## BEGIN Records for this exercise

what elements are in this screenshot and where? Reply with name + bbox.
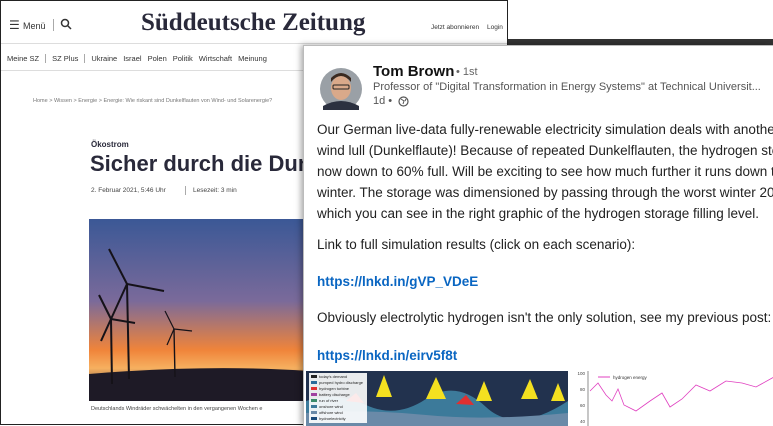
nav-item[interactable]: Wirtschaft: [198, 54, 233, 63]
blade: [164, 310, 175, 330]
tick-label: 40: [580, 419, 586, 424]
nav-item[interactable]: Meine SZ: [7, 54, 47, 63]
time: 1d •: [373, 95, 393, 107]
legend-swatch: [311, 417, 317, 420]
search-glass: [60, 18, 70, 28]
globe-lines: [400, 98, 407, 105]
nav-item[interactable]: SZ Plus: [52, 54, 86, 63]
nav: Meine SZ SZ Plus Ukraine Israel Polen Politik…: [7, 54, 267, 63]
legend-swatch: [311, 393, 317, 396]
subscribe[interactable]: Jetzt abonnieren: [431, 24, 480, 31]
post-line: which you can see in the right graphic o…: [317, 206, 760, 221]
caption: Deutschlands Windräder schwächelten in d…: [91, 406, 263, 412]
shirt: [323, 101, 359, 110]
line-chart-bg: [574, 371, 773, 426]
avatar[interactable]: [320, 68, 362, 110]
post-line: Our German live-data fully-renewable ele…: [317, 122, 773, 137]
area-offshore: [306, 411, 568, 426]
legend-swatch: [311, 411, 317, 414]
tower: [173, 328, 176, 378]
breadcrumb: Home > Wissen > Energie > Energie: Wie r…: [33, 98, 273, 104]
blade: [98, 294, 112, 320]
hydrogen-line: [589, 377, 773, 412]
legend-label: battery discharge: [319, 392, 350, 397]
face: [331, 76, 351, 100]
post-line: now down to 60% full. Will be exciting t…: [317, 164, 773, 179]
post-line: wind lull (Dunkelflaute)! Because of rep…: [317, 143, 773, 158]
search-handle: [66, 24, 72, 30]
header-line: [1, 43, 507, 44]
link[interactable]: https://lnkd.in/eirv5f8t: [317, 348, 458, 363]
author[interactable]: Tom Brown: [373, 63, 455, 80]
date: 2. Februar 2021, 5:46 Uhr: [91, 187, 166, 194]
link[interactable]: https://lnkd.in/gVP_VDeE: [317, 274, 479, 289]
blade: [110, 318, 136, 324]
nav-item[interactable]: Polen: [147, 54, 167, 63]
legend-label: hydroelectricity: [319, 416, 346, 421]
menu[interactable]: Menü: [23, 21, 46, 31]
author-headline: Professor of "Digital Transformation in …: [373, 81, 761, 93]
nav-item[interactable]: Meinung: [238, 54, 267, 63]
turbines: [98, 248, 193, 385]
legend-swatch: [311, 381, 317, 384]
kicker: Ökostrom: [91, 140, 129, 149]
headline: Sicher durch die Dunke: [90, 151, 336, 176]
tower: [110, 318, 113, 385]
menu-icon[interactable]: ☰: [9, 18, 20, 32]
glasses: [332, 84, 350, 90]
degree: • 1st: [456, 66, 478, 78]
blade: [173, 328, 193, 332]
search-icon[interactable]: [60, 18, 72, 30]
nav-line: [1, 70, 507, 71]
legend-label: hydrogen energy: [613, 375, 648, 380]
right-ticks: 100 80 60 40: [577, 371, 585, 424]
legend-label: offshore wind: [319, 410, 343, 415]
reading-time: Lesezeit: 3 min: [193, 187, 237, 194]
legend-swatch: [311, 405, 317, 408]
legend-swatch: [311, 399, 317, 402]
legend-swatch: [311, 375, 317, 378]
blade: [110, 283, 128, 320]
linkedin-post: Tom Brown • 1st Professor of "Digital Tr…: [303, 45, 773, 426]
strip: [460, 39, 773, 47]
hair: [331, 73, 351, 82]
legend-box: [309, 373, 367, 423]
nav-item[interactable]: Politik: [172, 54, 193, 63]
login[interactable]: Login: [487, 24, 503, 31]
tower: [126, 283, 130, 380]
globe-icon: [398, 96, 409, 107]
logo[interactable]: Süddeutsche Zeitung: [141, 9, 366, 36]
nav-item[interactable]: Israel: [123, 54, 142, 63]
legend-label: today's demand: [319, 374, 347, 379]
blade: [100, 318, 112, 342]
legend-label: hydrogen turbine: [319, 386, 350, 391]
blade: [108, 248, 128, 285]
divider: [53, 19, 54, 31]
post-line: winter. The storage was dimensioned by p…: [317, 185, 773, 200]
nav-item[interactable]: Ukraine: [91, 54, 118, 63]
globe: [398, 96, 409, 107]
area-solar: [376, 375, 565, 401]
link-intro: Link to full simulation results (click o…: [317, 237, 636, 252]
tick-label: 100: [577, 371, 585, 376]
blade: [126, 283, 165, 292]
area-hydrogen: [346, 393, 474, 405]
post-text: Obviously electrolytic hydrogen isn't th…: [317, 310, 772, 325]
legend-swatch: [311, 387, 317, 390]
tick-label: 80: [580, 387, 586, 392]
legend-label: onshore wind: [319, 404, 343, 409]
legend-label: pumped hydro discharge: [319, 380, 364, 385]
tick-label: 60: [580, 403, 586, 408]
legend-label: run of river: [319, 398, 339, 403]
blade: [166, 328, 175, 346]
date-divider: [185, 186, 186, 195]
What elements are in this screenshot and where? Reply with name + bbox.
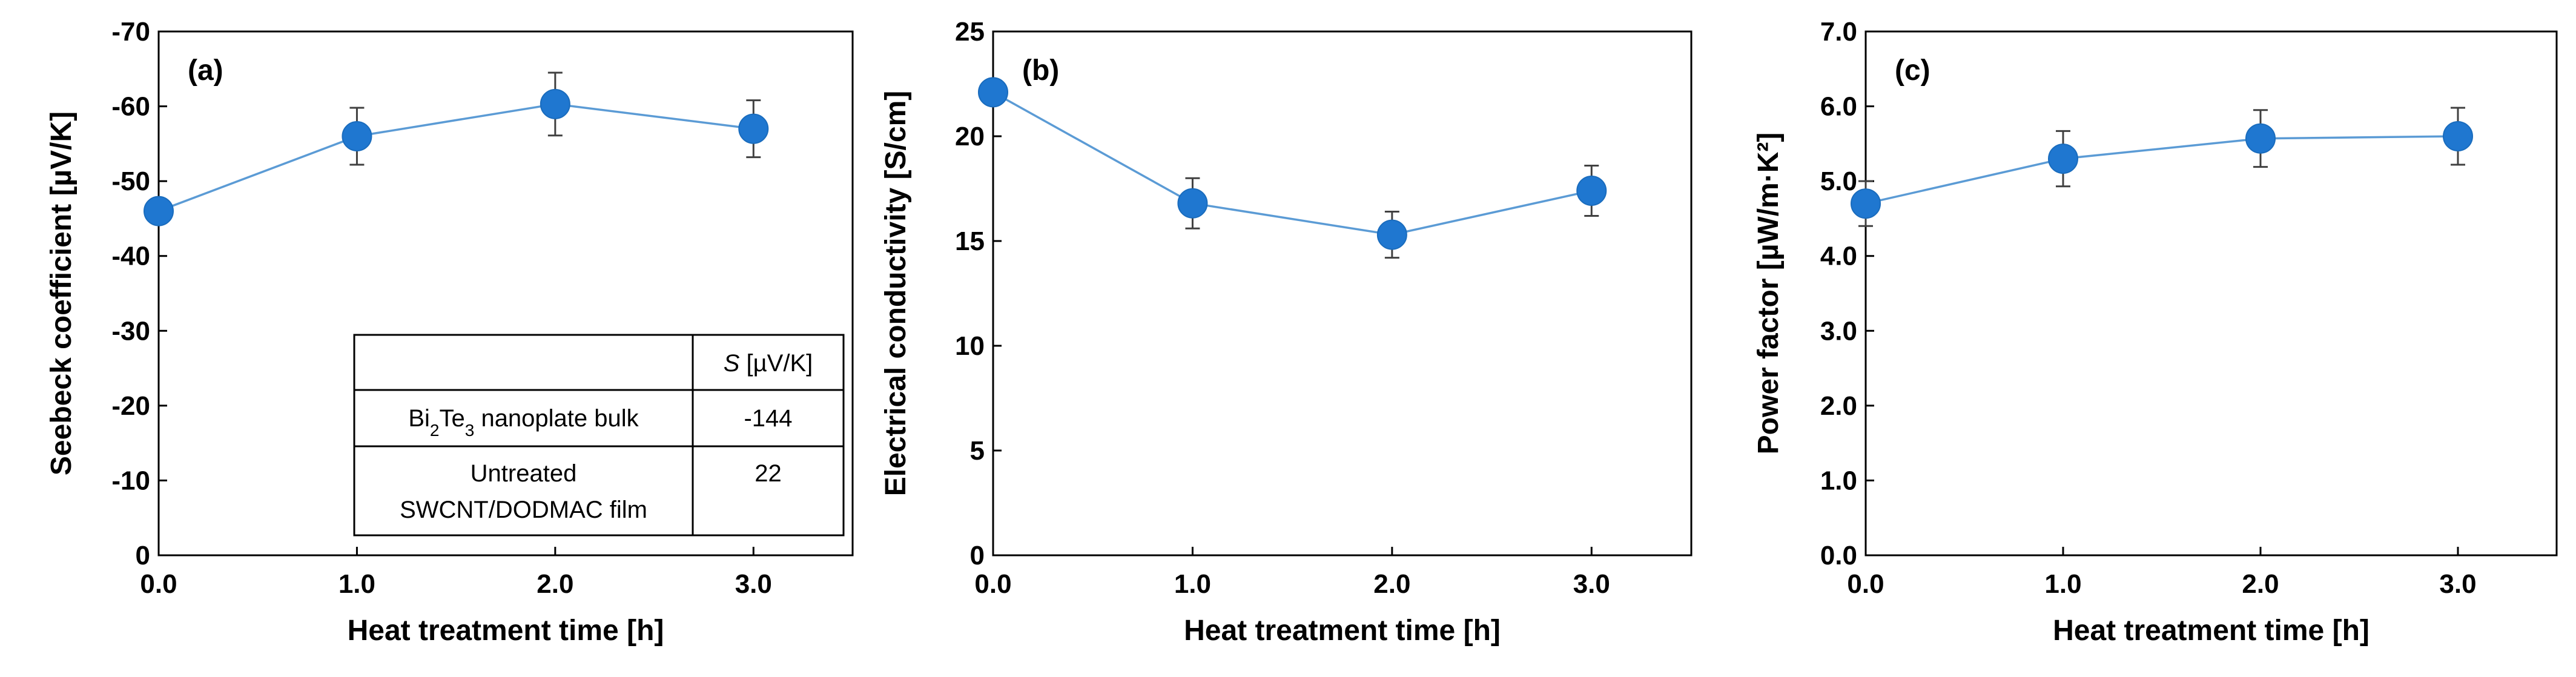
x-tick-label: 3.0 [2439, 569, 2476, 599]
y-tick-label: 1.0 [1820, 466, 1857, 495]
x-tick-label: 0.0 [1847, 569, 1884, 599]
data-point [1576, 175, 1607, 206]
y-tick-label: 15 [955, 226, 985, 256]
y-tick-label: 5 [970, 436, 985, 466]
y-tick-label: -10 [111, 466, 150, 495]
plot-frame [157, 30, 854, 556]
data-point [342, 121, 372, 151]
panel-1: 0 -10 -20 -30 -40 -50 -60 -70 0.0 1.0 2.0 3.0 Heat t… [45, 17, 854, 647]
x-tick-label: 1.0 [2044, 569, 2081, 599]
inset-table-border [353, 334, 845, 537]
y-tick-label: 0 [136, 541, 150, 570]
data-point [144, 196, 174, 226]
y-tick-label: 0 [970, 541, 985, 570]
y-tick-label: 25 [955, 17, 985, 47]
inset-table-cell: SWCNT/DODMAC film [400, 497, 647, 523]
y-tick-label: -50 [111, 167, 150, 196]
data-point [540, 88, 570, 119]
x-tick-label: 0.0 [140, 569, 177, 599]
data-point [1376, 219, 1407, 250]
data-point [2048, 144, 2078, 174]
panel-3: 0.0 1.0 2.0 3.0 4.0 5.0 6.0 7.0 0.0 1.0 2.0 3.0 Heat… [1752, 17, 2558, 647]
y-tick-label: 5.0 [1820, 167, 1857, 196]
y-tick-label: 3.0 [1820, 316, 1857, 346]
y-axis-title: Power factor [µW/m·K²] [1752, 133, 1785, 455]
y-axis-title: Seebeck coefficient [µV/K] [45, 111, 78, 475]
data-point [1851, 188, 1881, 219]
x-tick-label: 0.0 [974, 569, 1011, 599]
inset-table-cell: Bi2Te3 nanoplate bulk [408, 405, 639, 440]
y-tick-label: 4.0 [1820, 242, 1857, 271]
data-point [738, 113, 769, 144]
y-tick-label: 7.0 [1820, 17, 1857, 47]
series-line [992, 91, 1592, 236]
plot-frame [992, 30, 1693, 556]
panel-label: (b) [1022, 54, 1059, 87]
y-tick-label: 20 [955, 122, 985, 151]
data-point [1177, 188, 1208, 219]
y-tick-label: -70 [111, 17, 150, 47]
y-tick-label: 6.0 [1820, 92, 1857, 122]
panel-2: 0 5 10 15 20 25 0.0 1.0 2.0 3.0 Heat treatment tim… [880, 17, 1693, 647]
series-line [158, 103, 754, 213]
y-tick-label: -60 [111, 92, 150, 122]
x-axis-title: Heat treatment time [h] [348, 615, 664, 647]
inset-table-value: 22 [755, 460, 782, 487]
x-tick-label: 1.0 [339, 569, 375, 599]
y-tick-label: -20 [111, 391, 150, 421]
x-tick-label: 2.0 [1373, 569, 1410, 599]
x-tick-label: 2.0 [537, 569, 573, 599]
plot-frame [1864, 30, 2558, 556]
y-tick-label: 2.0 [1820, 391, 1857, 421]
x-tick-label: 1.0 [1174, 569, 1211, 599]
data-point [978, 77, 1008, 108]
inset-table-header: S [µV/K] [724, 350, 813, 377]
y-tick-label: -40 [111, 242, 150, 271]
inset-table-cell: Untreated [471, 460, 577, 487]
data-point [2443, 121, 2473, 151]
series-line [1865, 135, 2459, 205]
x-tick-label: 3.0 [735, 569, 772, 599]
y-tick-label: 0.0 [1820, 541, 1857, 570]
inset-table-value: -144 [744, 405, 792, 432]
data-point [2245, 123, 2276, 154]
panel-label: (a) [188, 54, 223, 87]
x-tick-label: 2.0 [2242, 569, 2279, 599]
inset-table: S [µV/K] Bi2Te3 nanoplate bulk -144 Untreat… [353, 334, 845, 537]
y-axis-title: Electrical conductivity [S/cm] [880, 91, 912, 497]
y-tick-label: 10 [955, 331, 985, 361]
x-axis-title: Heat treatment time [h] [1184, 615, 1501, 647]
panel-label: (c) [1895, 54, 1930, 87]
x-axis-title: Heat treatment time [h] [2053, 615, 2370, 647]
x-tick-label: 3.0 [1573, 569, 1610, 599]
y-tick-label: -30 [111, 316, 150, 346]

## END Records for this exercise

*Goal*:
Return every line of the items above that contains the word "tower", treating uppercase and lowercase letters as distinct.

*Written answer*:
tower: [173, 328, 176, 378]
tower: [110, 318, 113, 385]
tower: [126, 283, 130, 380]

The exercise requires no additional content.